[Dataset records]
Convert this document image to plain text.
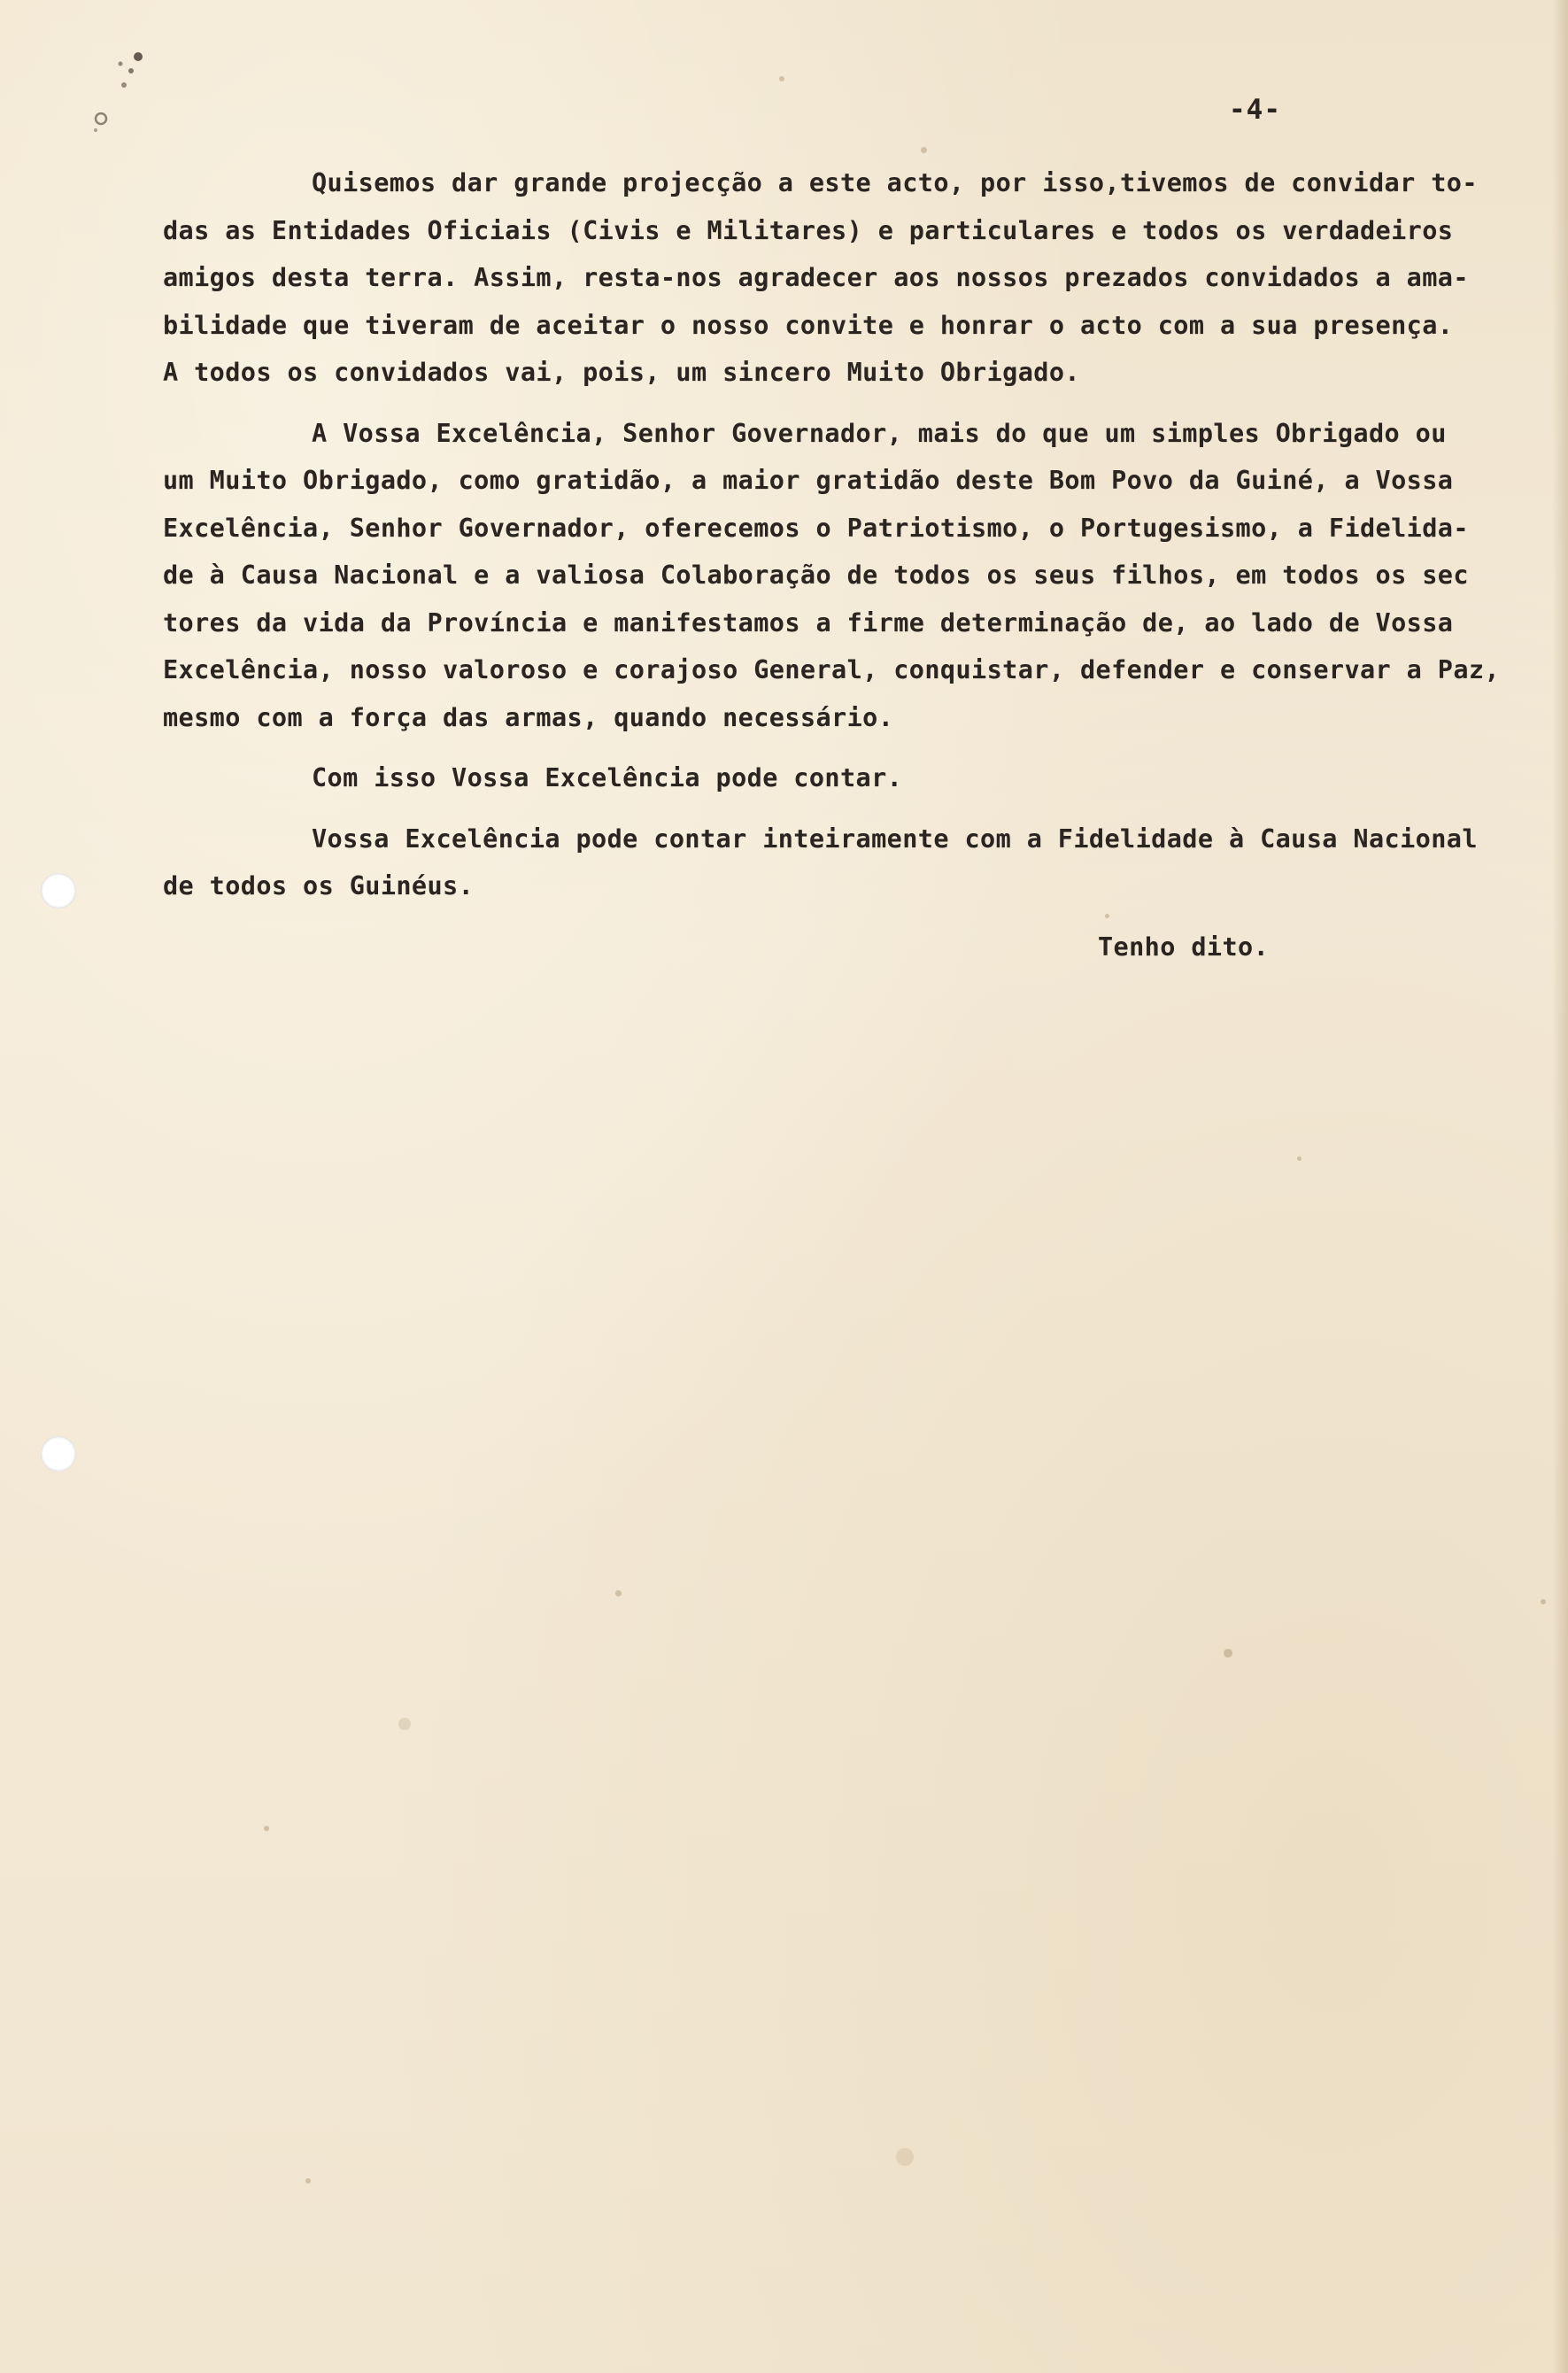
-4-
Quisemos dar grande projecção a este acto, por isso,tivemos de convidar to-
das as Entidades Oficiais (Civis e Militares) e particulares e todos os verdadeiros
amigos desta terra. Assim, resta-nos agradecer aos nossos prezados convidados a ama-
bilidade que tiveram de aceitar o nosso convite e honrar o acto com a sua presença.
A todos os convidados vai, pois, um sincero Muito Obrigado.
A Vossa Excelência, Senhor Governador, mais do que um simples Obrigado ou
um Muito Obrigado, como gratidão, a maior gratidão deste Bom Povo da Guiné, a Vossa
Excelência, Senhor Governador, oferecemos o Patriotismo, o Portugesismo, a Fidelida-
de à Causa Nacional e a valiosa Colaboração de todos os seus filhos, em todos os sec
tores da vida da Província e manifestamos a firme determinação de, ao lado de Vossa
Excelência, nosso valoroso e corajoso General, conquistar, defender e conservar a Paz,
mesmo com a força das armas, quando necessário.
Com isso Vossa Excelência pode contar.
Vossa Excelência pode contar inteiramente com a Fidelidade à Causa Nacional
de todos os Guinéus.
Tenho dito.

▶ **GOAL**
Copy each line of the listing in which the word "contar" can be found.

▶ **ANSWER TO THE PROBLEM**
Com isso Vossa Excelência pode contar.
Vossa Excelência pode contar inteiramente com a Fidelidade à Causa Nacional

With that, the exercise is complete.